Look through the material below for "七牛云存储". Copy every line that contains it.

--- Record excerpts ---
-- Begin --
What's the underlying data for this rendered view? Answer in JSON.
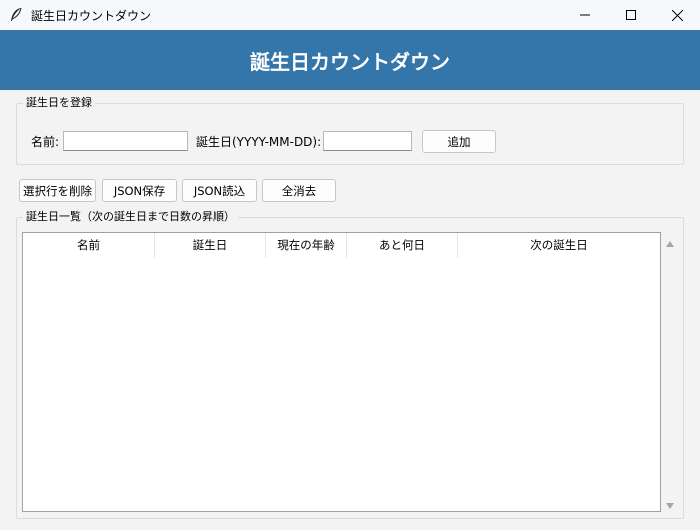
{
  "window": {
    "title": "誕生日カウントダウン",
    "controls": [
      "minimize-icon",
      "maximize-icon",
      "close-icon"
    ]
  },
  "header": {
    "title": "誕生日カウントダウン"
  },
  "register": {
    "group_title": "誕生日を登録",
    "name_label": "名前:",
    "name_value": "",
    "birthday_label": "誕生日(YYYY-MM-DD):",
    "birthday_value": "",
    "add_label": "追加"
  },
  "toolbar": {
    "delete_label": "選択行を削除",
    "json_save_label": "JSON保存",
    "json_load_label": "JSON読込",
    "clear_all_label": "全消去"
  },
  "list": {
    "group_title": "誕生日一覧（次の誕生日まで日数の昇順）",
    "columns": [
      "名前",
      "誕生日",
      "現在の年齢",
      "あと何日",
      "次の誕生日"
    ],
    "rows": []
  },
  "colors": {
    "header_bg": "#3475aa",
    "header_text": "#ffffff",
    "window_bg": "#f3f3f3"
  }
}
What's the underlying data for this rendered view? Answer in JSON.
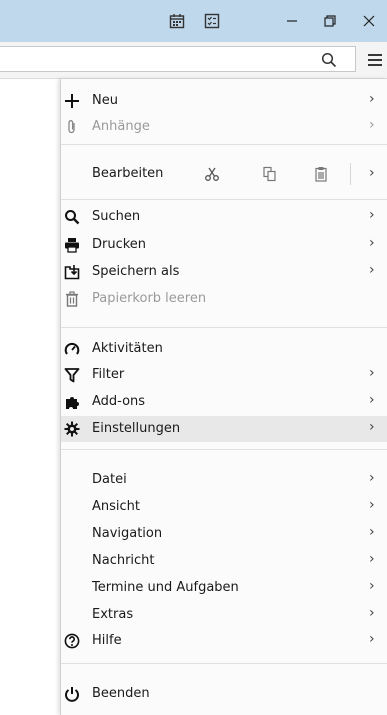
{
  "window": {
    "minimize_glyph": "—",
    "restore_glyph": "❐",
    "close_glyph": "✕"
  },
  "toolbar": {
    "search_icon": "search-icon",
    "menu_icon": "hamburger-icon"
  },
  "menu": {
    "neu": "Neu",
    "anhaenge": "Anhänge",
    "bearbeiten": "Bearbeiten",
    "suchen": "Suchen",
    "drucken": "Drucken",
    "speichern_als": "Speichern als",
    "papierkorb_leeren": "Papierkorb leeren",
    "aktivitaeten": "Aktivitäten",
    "filter": "Filter",
    "add_ons": "Add-ons",
    "einstellungen": "Einstellungen",
    "datei": "Datei",
    "ansicht": "Ansicht",
    "navigation": "Navigation",
    "nachricht": "Nachricht",
    "termine_und_aufgaben": "Termine und Aufgaben",
    "extras": "Extras",
    "hilfe": "Hilfe",
    "beenden": "Beenden",
    "arrow": "›"
  },
  "colors": {
    "titlebar": "#bfd8ec",
    "highlight": "#e8e8e8",
    "disabled_text": "#9a9a9a"
  }
}
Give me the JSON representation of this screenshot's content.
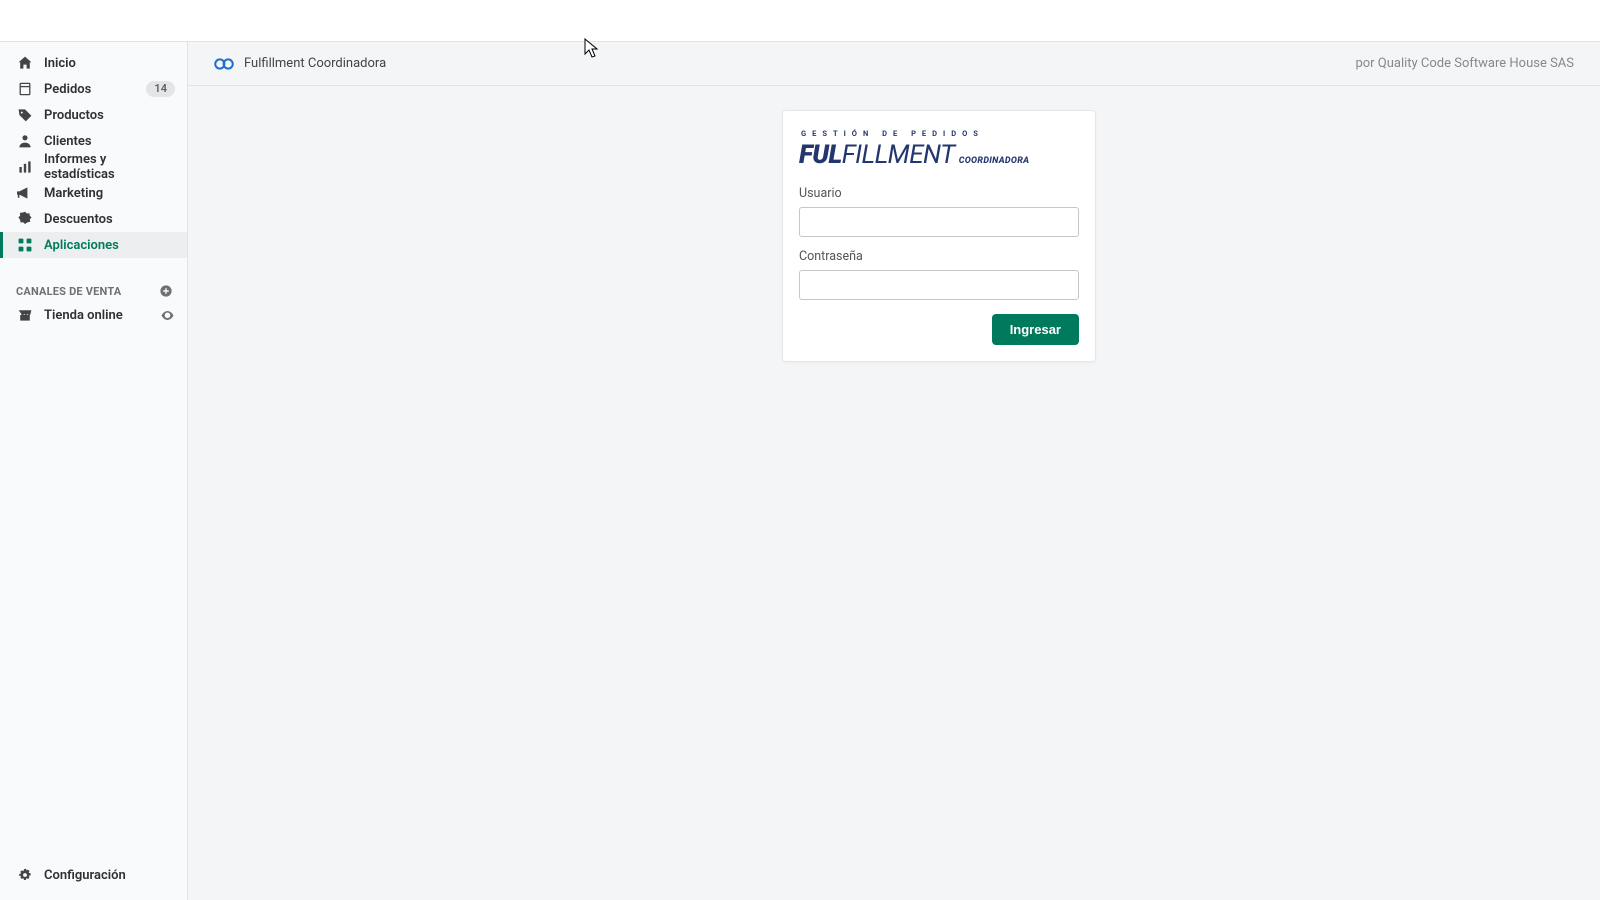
{
  "sidebar": {
    "items": [
      {
        "label": "Inicio"
      },
      {
        "label": "Pedidos",
        "badge": "14"
      },
      {
        "label": "Productos"
      },
      {
        "label": "Clientes"
      },
      {
        "label": "Informes y estadísticas"
      },
      {
        "label": "Marketing"
      },
      {
        "label": "Descuentos"
      },
      {
        "label": "Aplicaciones"
      }
    ],
    "channels_header": "CANALES DE VENTA",
    "channels": [
      {
        "label": "Tienda online"
      }
    ],
    "settings_label": "Configuración"
  },
  "app_header": {
    "title": "Fulfillment Coordinadora",
    "author": "por Quality Code Software House SAS"
  },
  "panel": {
    "logo_kicker": "GESTIÓN DE PEDIDOS",
    "logo_bold": "FUL",
    "logo_light": "FILLMENT",
    "logo_brand": "COORDINADORA",
    "user_label": "Usuario",
    "password_label": "Contraseña",
    "submit_label": "Ingresar",
    "user_value": "",
    "password_value": ""
  }
}
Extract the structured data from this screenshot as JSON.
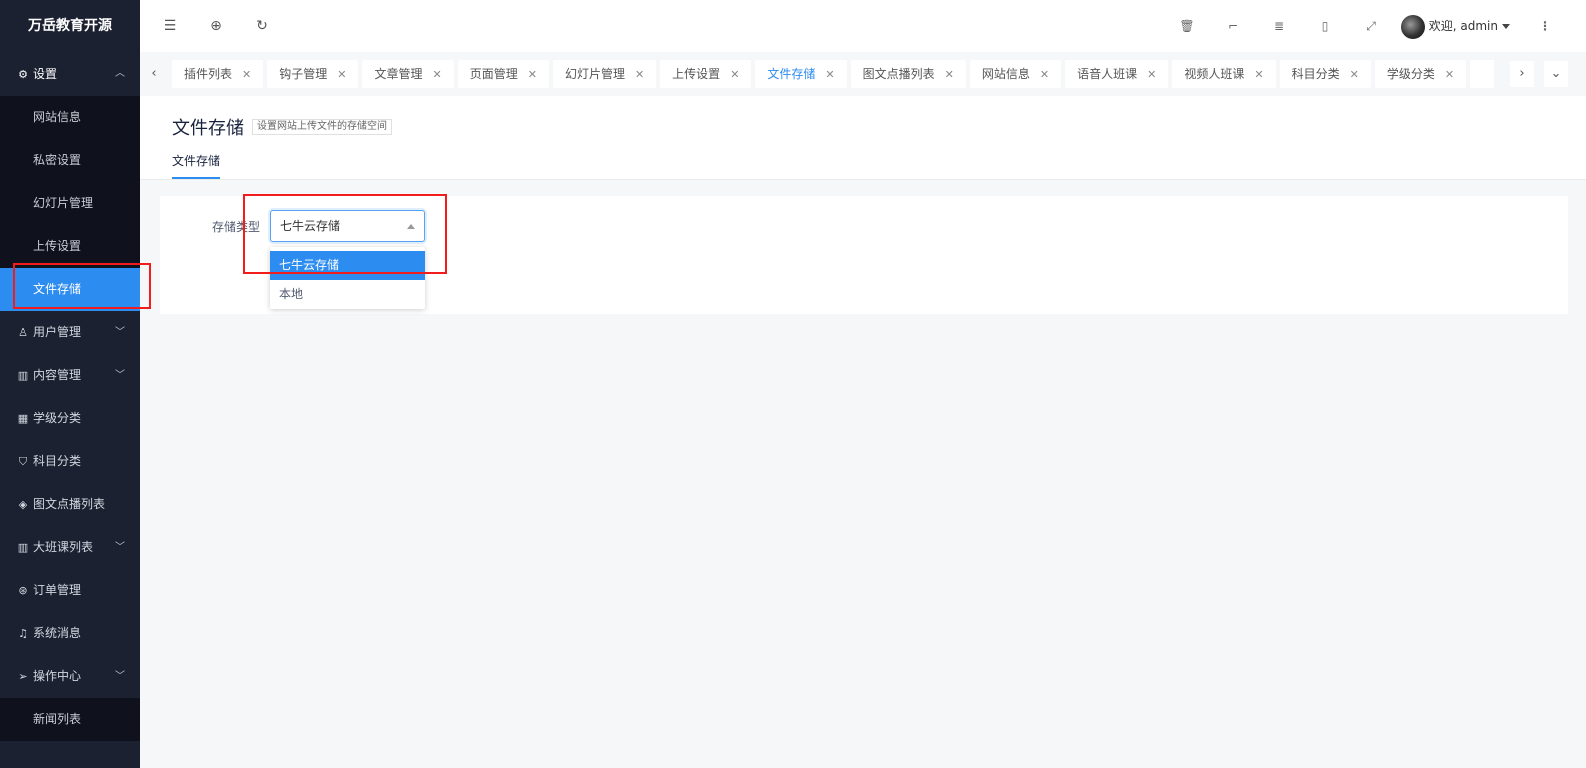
{
  "app": {
    "logo": "万岳教育开源"
  },
  "sidebar": {
    "settings": {
      "label": "设置",
      "icon": "gear-icon"
    },
    "sub_items": [
      "网站信息",
      "私密设置",
      "幻灯片管理",
      "上传设置",
      "文件存储"
    ],
    "active_sub": "文件存储",
    "items": [
      {
        "label": "用户管理",
        "icon": "user-icon",
        "expandable": true
      },
      {
        "label": "内容管理",
        "icon": "book-icon",
        "expandable": true
      },
      {
        "label": "学级分类",
        "icon": "grid-icon",
        "expandable": false
      },
      {
        "label": "科目分类",
        "icon": "shield-icon",
        "expandable": false
      },
      {
        "label": "图文点播列表",
        "icon": "image-icon",
        "expandable": false
      },
      {
        "label": "大班课列表",
        "icon": "book-icon",
        "expandable": true
      },
      {
        "label": "订单管理",
        "icon": "order-icon",
        "expandable": false
      },
      {
        "label": "系统消息",
        "icon": "bell-icon",
        "expandable": false
      },
      {
        "label": "操作中心",
        "icon": "send-icon",
        "expandable": true
      }
    ],
    "last_item": "新闻列表"
  },
  "header": {
    "user_greeting": "欢迎, admin",
    "accent": "#2d8cf0"
  },
  "tabs": [
    {
      "label": "插件列表"
    },
    {
      "label": "钩子管理"
    },
    {
      "label": "文章管理"
    },
    {
      "label": "页面管理"
    },
    {
      "label": "幻灯片管理"
    },
    {
      "label": "上传设置"
    },
    {
      "label": "文件存储",
      "active": true
    },
    {
      "label": "图文点播列表"
    },
    {
      "label": "网站信息"
    },
    {
      "label": "语音人班课"
    },
    {
      "label": "视频人班课"
    },
    {
      "label": "科目分类"
    },
    {
      "label": "学级分类"
    }
  ],
  "page": {
    "title": "文件存储",
    "description": "设置网站上传文件的存储空间",
    "tab": "文件存储"
  },
  "form": {
    "label": "存储类型",
    "value": "七牛云存储",
    "options": [
      "七牛云存储",
      "本地"
    ],
    "selected_option": "七牛云存储"
  }
}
-- End --
--- Worked answer ---
    "value": "七牛云存储",
      "七牛云存储",
    "selected_option": "七牛云存储"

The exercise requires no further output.